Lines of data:
________________________________________

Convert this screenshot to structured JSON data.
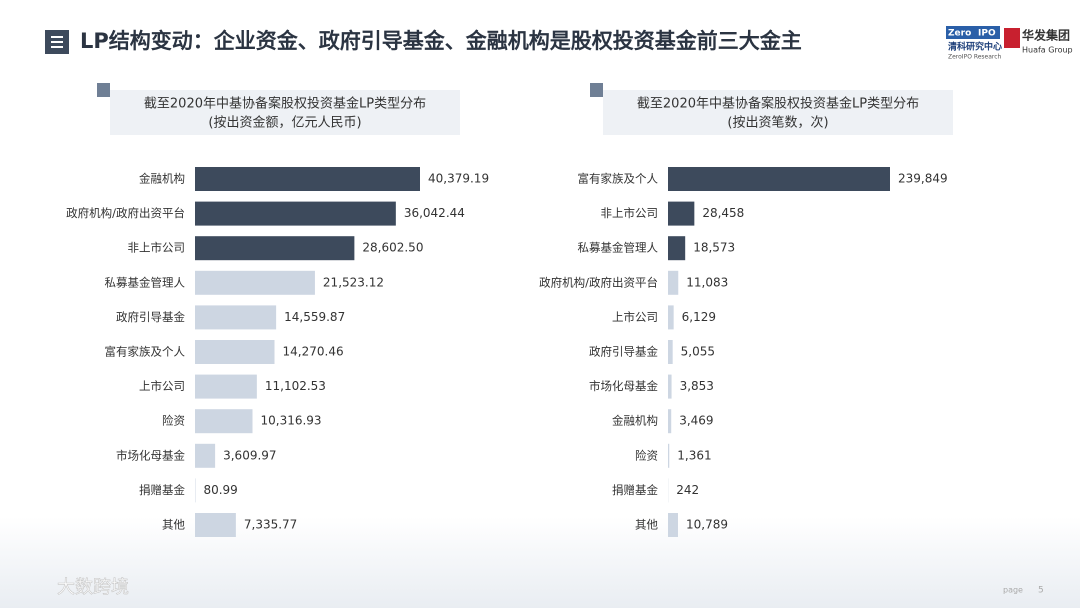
{
  "header": {
    "title": "LP结构变动：企业资金、政府引导基金、金融机构是股权投资基金前三大金主",
    "logo": {
      "zero": "Zero",
      "ipo": "IPO",
      "name": "清科研究中心",
      "name_en": "ZeroIPO Research",
      "group": "华发集团",
      "group_en": "Huafa Group"
    }
  },
  "chart_data": [
    {
      "type": "barh",
      "title": "截至2020年中基协备案股权投资基金LP类型分布",
      "subtitle": "(按出资金额，亿元人民币)",
      "categories": [
        "金融机构",
        "政府机构/政府出资平台",
        "非上市公司",
        "私募基金管理人",
        "政府引导基金",
        "富有家族及个人",
        "上市公司",
        "险资",
        "市场化母基金",
        "捐赠基金",
        "其他"
      ],
      "values": [
        40379.19,
        36042.44,
        28602.5,
        21523.12,
        14559.87,
        14270.46,
        11102.53,
        10316.93,
        3609.97,
        80.99,
        7335.77
      ],
      "value_labels": [
        "40,379.19",
        "36,042.44",
        "28,602.50",
        "21,523.12",
        "14,559.87",
        "14,270.46",
        "11,102.53",
        "10,316.93",
        "3,609.97",
        "80.99",
        "7,335.77"
      ],
      "colors": [
        "#3d4a5c",
        "#3d4a5c",
        "#3d4a5c",
        "#cdd6e2",
        "#cdd6e2",
        "#cdd6e2",
        "#cdd6e2",
        "#cdd6e2",
        "#cdd6e2",
        "#cdd6e2",
        "#cdd6e2"
      ]
    },
    {
      "type": "barh",
      "title": "截至2020年中基协备案股权投资基金LP类型分布",
      "subtitle": "(按出资笔数，次)",
      "categories": [
        "富有家族及个人",
        "非上市公司",
        "私募基金管理人",
        "政府机构/政府出资平台",
        "上市公司",
        "政府引导基金",
        "市场化母基金",
        "金融机构",
        "险资",
        "捐赠基金",
        "其他"
      ],
      "values": [
        239849,
        28458,
        18573,
        11083,
        6129,
        5055,
        3853,
        3469,
        1361,
        242,
        10789
      ],
      "value_labels": [
        "239,849",
        "28,458",
        "18,573",
        "11,083",
        "6,129",
        "5,055",
        "3,853",
        "3,469",
        "1,361",
        "242",
        "10,789"
      ],
      "colors": [
        "#3d4a5c",
        "#3d4a5c",
        "#3d4a5c",
        "#cdd6e2",
        "#cdd6e2",
        "#cdd6e2",
        "#cdd6e2",
        "#cdd6e2",
        "#cdd6e2",
        "#cdd6e2",
        "#cdd6e2"
      ]
    }
  ],
  "footer": {
    "watermark": "大数跨境",
    "page": "page",
    "number": "5"
  }
}
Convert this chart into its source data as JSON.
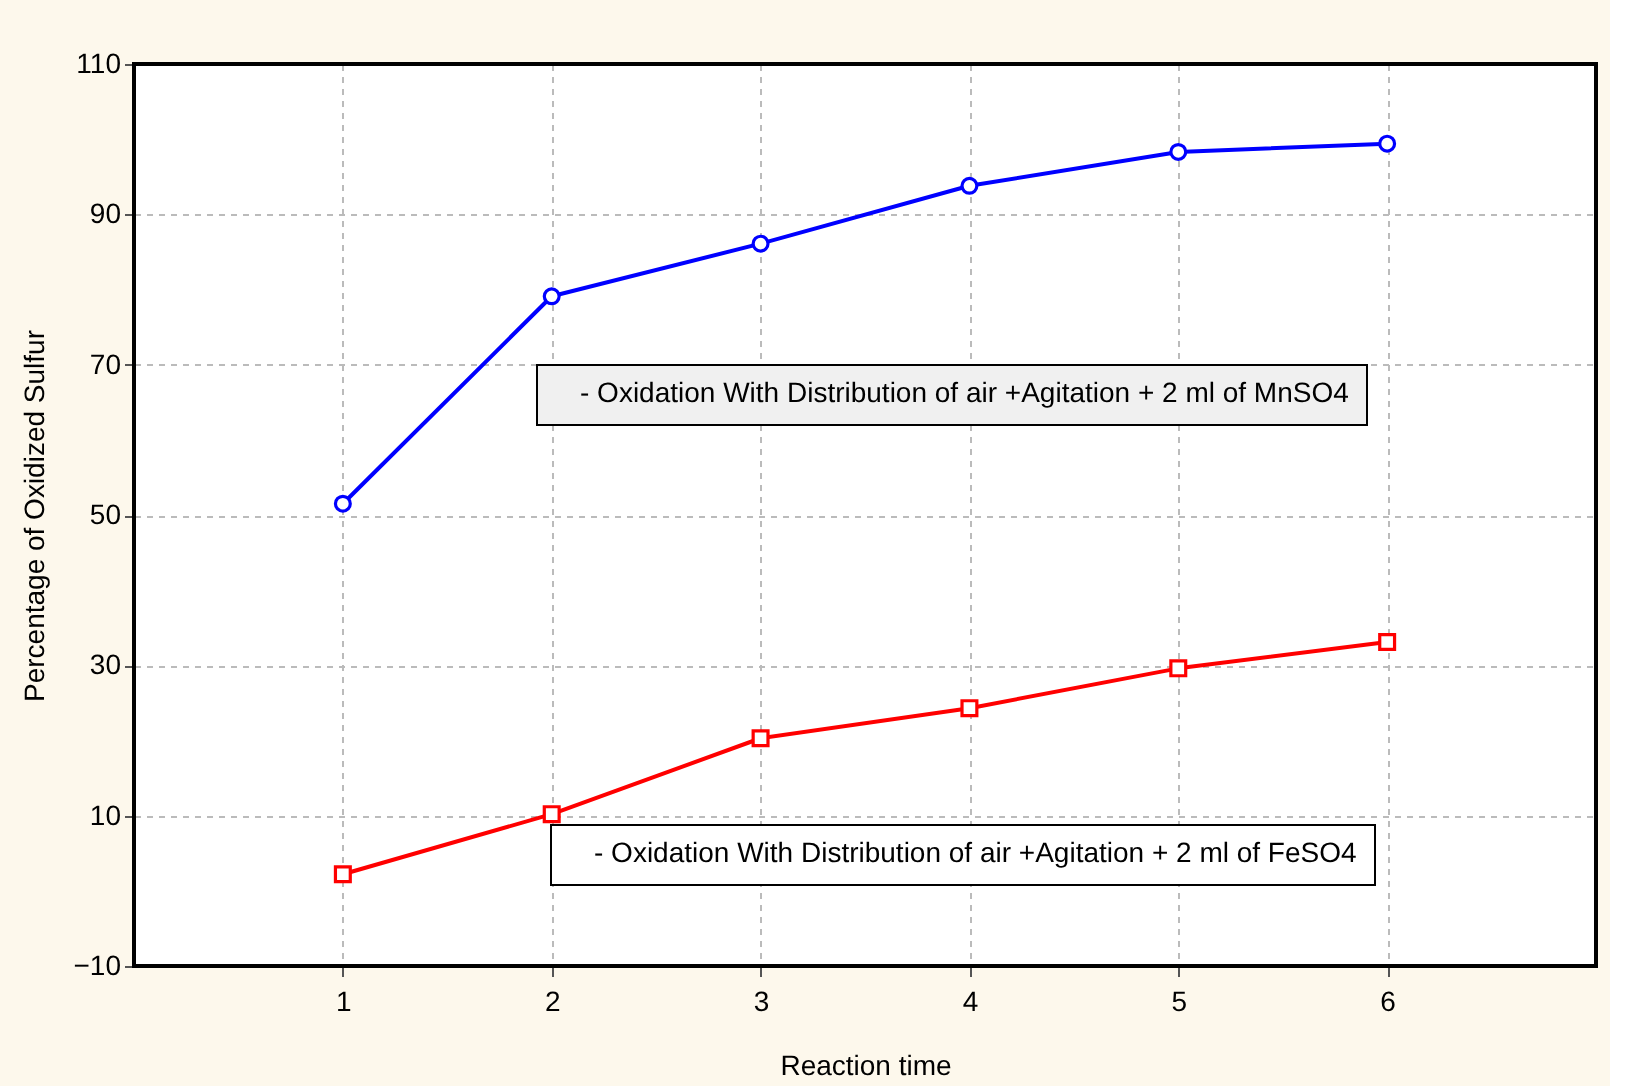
{
  "chart_data": {
    "type": "line",
    "xlabel": "Reaction time",
    "ylabel": "Percentage of Oxidized Sulfur",
    "x": [
      1,
      2,
      3,
      4,
      5,
      6
    ],
    "series": [
      {
        "name": "- Oxidation With Distribution of air +Agitation + 2 ml of MnSO4",
        "color": "#0000ff",
        "marker": "circle",
        "values": [
          51.5,
          79.1,
          86.1,
          93.8,
          98.3,
          99.4
        ]
      },
      {
        "name": "- Oxidation With Distribution of air +Agitation + 2 ml of FeSO4",
        "color": "#ff0000",
        "marker": "square",
        "values": [
          2.2,
          10.2,
          20.3,
          24.3,
          29.6,
          33.1
        ]
      }
    ],
    "xlim": [
      0,
      7
    ],
    "xticks": [
      1,
      2,
      3,
      4,
      5,
      6
    ],
    "ylim": [
      -10,
      110
    ],
    "yticks": [
      -10,
      10,
      30,
      50,
      70,
      90,
      110
    ],
    "grid": true,
    "line_style": "solid"
  }
}
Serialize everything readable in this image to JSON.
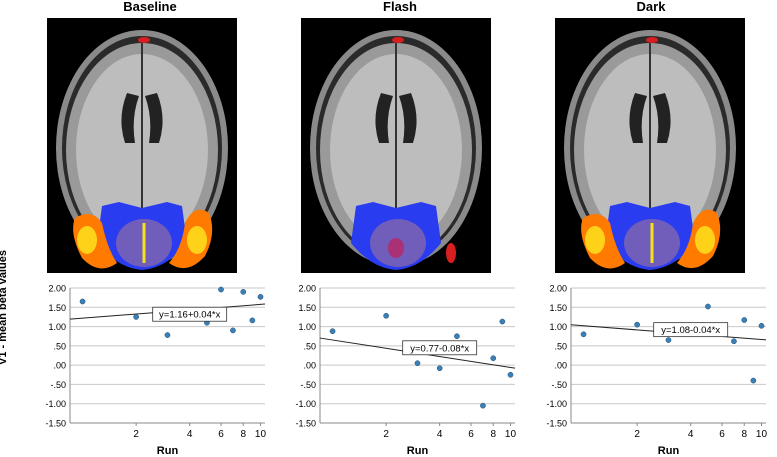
{
  "figure": {
    "ylabel": "V1 - mean beta values",
    "xlabel": "Run"
  },
  "colors": {
    "point": "#3b7fb5",
    "grid": "#c8c8c8",
    "line": "#222222",
    "v1_roi": "#2a3cf0",
    "activation": "#ff7a00",
    "mask": "#8a6aa8"
  },
  "panels": [
    {
      "title": "Baseline",
      "equation": "y=1.16+0.04*x"
    },
    {
      "title": "Flash",
      "equation": "y=0.77-0.08*x"
    },
    {
      "title": "Dark",
      "equation": "y=1.08-0.04*x"
    }
  ],
  "chart_data": [
    {
      "type": "scatter",
      "title": "Baseline",
      "xlabel": "Run",
      "ylabel": "V1 - mean beta values",
      "x_scale": "log",
      "x_ticks": [
        2,
        4,
        6,
        8,
        10
      ],
      "y_ticks": [
        "2.00",
        "1.50",
        "1.00",
        ".50",
        ".00",
        "-.50",
        "-1.00",
        "-1.50"
      ],
      "ylim": [
        -1.5,
        2.0
      ],
      "x": [
        1,
        2,
        3,
        4,
        5,
        6,
        7,
        8,
        9,
        10
      ],
      "y": [
        1.65,
        1.25,
        0.78,
        1.28,
        1.1,
        1.96,
        0.9,
        1.9,
        1.16,
        1.77
      ],
      "fit": {
        "intercept": 1.16,
        "slope": 0.04,
        "label": "y=1.16+0.04*x"
      }
    },
    {
      "type": "scatter",
      "title": "Flash",
      "xlabel": "Run",
      "ylabel": "",
      "x_scale": "log",
      "x_ticks": [
        2,
        4,
        6,
        8,
        10
      ],
      "y_ticks": [
        "2.00",
        "1.50",
        "1.00",
        ".50",
        ".00",
        "-.50",
        "-1.00",
        "-1.50"
      ],
      "ylim": [
        -1.5,
        2.0
      ],
      "x": [
        1,
        2,
        3,
        4,
        5,
        6,
        7,
        8,
        9,
        10
      ],
      "y": [
        0.88,
        1.28,
        0.05,
        -0.08,
        0.75,
        0.38,
        -1.05,
        0.18,
        1.13,
        -0.25
      ],
      "fit": {
        "intercept": 0.77,
        "slope": -0.08,
        "label": "y=0.77-0.08*x"
      }
    },
    {
      "type": "scatter",
      "title": "Dark",
      "xlabel": "Run",
      "ylabel": "",
      "x_scale": "log",
      "x_ticks": [
        2,
        4,
        6,
        8,
        10
      ],
      "y_ticks": [
        "2.00",
        "1.50",
        "1.00",
        ".50",
        ".00",
        "-.50",
        "-1.00",
        "-1.50"
      ],
      "ylim": [
        -1.5,
        2.0
      ],
      "x": [
        1,
        2,
        3,
        4,
        5,
        6,
        7,
        8,
        9,
        10
      ],
      "y": [
        0.8,
        1.05,
        0.65,
        0.98,
        1.52,
        0.98,
        0.62,
        1.17,
        -0.4,
        1.02
      ],
      "fit": {
        "intercept": 1.08,
        "slope": -0.04,
        "label": "y=1.08-0.04*x"
      }
    }
  ]
}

________________________________________

== JOB ==
Copy each line from the records above that includes the string "Convert".

== ANSWER BELOW ==
Convert this screenshot to structured JSON data.
Convert this chart into its source data as JSON.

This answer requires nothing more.